### TASK TO CARRY OUT
The records below must be transcribed exactly. Do not include the pictures.

### THE INPUT
▬▬▬▬▬▬▬▬▬▬
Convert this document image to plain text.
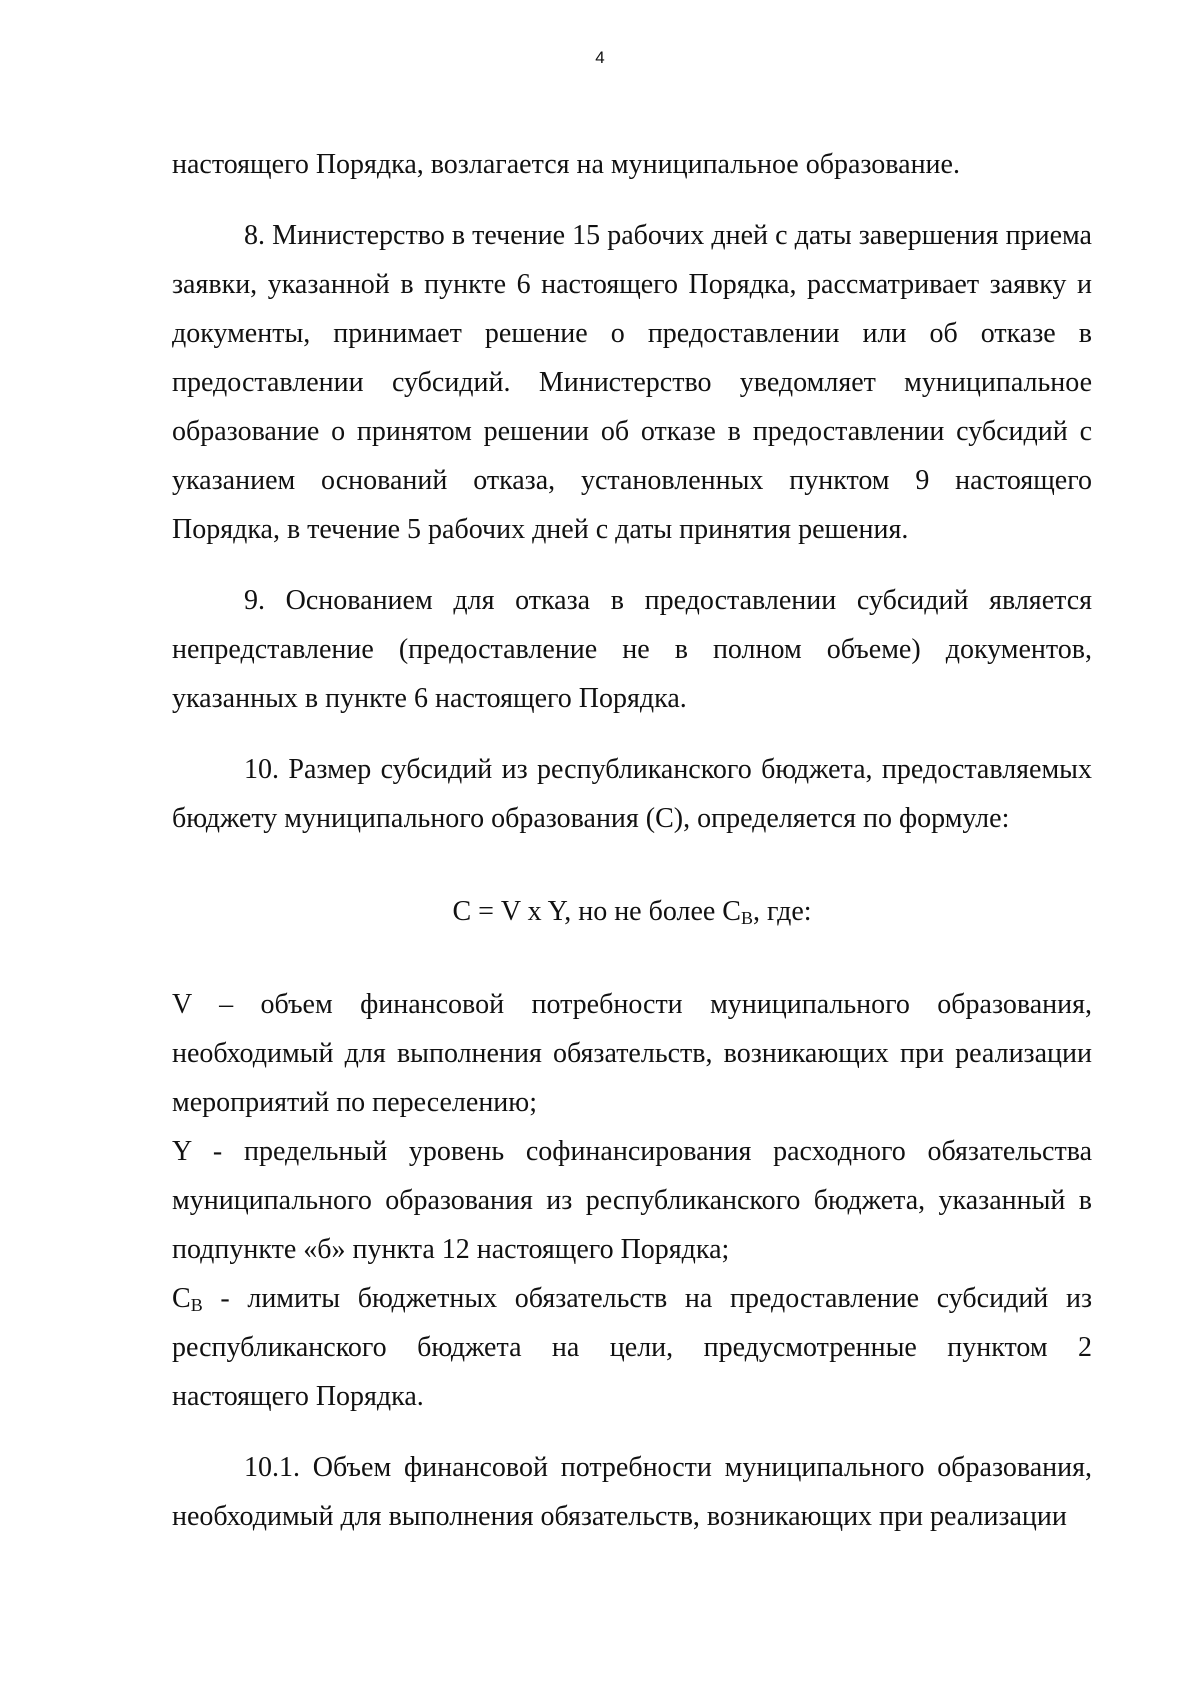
4

настоящего Порядка, возлагается на муниципальное образование.

8. Министерство в течение 15 рабочих дней с даты завершения приема заявки, указанной в пункте 6 настоящего Порядка, рассматривает заявку и документы, принимает решение о предоставлении или об отказе в предоставлении субсидий. Министерство уведомляет муниципальное образование о принятом решении об отказе в предоставлении субсидий с указанием оснований отказа, установленных пунктом 9 настоящего Порядка, в течение 5 рабочих дней с даты принятия решения.

9. Основанием для отказа в предоставлении субсидий является непредставление (предоставление не в полном объеме) документов, указанных в пункте 6 настоящего Порядка.

10. Размер субсидий из республиканского бюджета, предоставляемых бюджету муниципального образования (С), определяется по формуле:

С = V x Y, но не более $С_В$, где:

V – объем финансовой потребности муниципального образования, необходимый для выполнения обязательств, возникающих при реализации мероприятий по переселению;

Y - предельный уровень софинансирования расходного обязательства муниципального образования из республиканского бюджета, указанный в подпункте «б» пункта 12 настоящего Порядка;

$С_В$ - лимиты бюджетных обязательств на предоставление субсидий из республиканского бюджета на цели, предусмотренные пунктом 2 настоящего Порядка.

10.1. Объем финансовой потребности муниципального образования, необходимый для выполнения обязательств, возникающих при реализации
▬▬▬▬▬▬▬▬▬▬
### IN RESPONSE
Convert this document image to plain text.
4

настоящего Порядка, возлагается на муниципальное образование.

8. Министерство в течение 15 рабочих дней с даты завершения приема заявки, указанной в пункте 6 настоящего Порядка, рассматривает заявку и документы, принимает решение о предоставлении или об отказе в предоставлении субсидий. Министерство уведомляет муниципальное образование о принятом решении об отказе в предоставлении субсидий с указанием оснований отказа, установленных пунктом 9 настоящего Порядка, в течение 5 рабочих дней с даты принятия решения.

9. Основанием для отказа в предоставлении субсидий является непредставление (предоставление не в полном объеме) документов, указанных в пункте 6 настоящего Порядка.

10. Размер субсидий из республиканского бюджета, предоставляемых бюджету муниципального образования (С), определяется по формуле:

С = V x Y, но не более $С_В$, где:

V – объем финансовой потребности муниципального образования, необходимый для выполнения обязательств, возникающих при реализации мероприятий по переселению;

Y - предельный уровень софинансирования расходного обязательства муниципального образования из республиканского бюджета, указанный в подпункте «б» пункта 12 настоящего Порядка;

$С_В$ - лимиты бюджетных обязательств на предоставление субсидий из республиканского бюджета на цели, предусмотренные пунктом 2 настоящего Порядка.

10.1. Объем финансовой потребности муниципального образования, необходимый для выполнения обязательств, возникающих при реализации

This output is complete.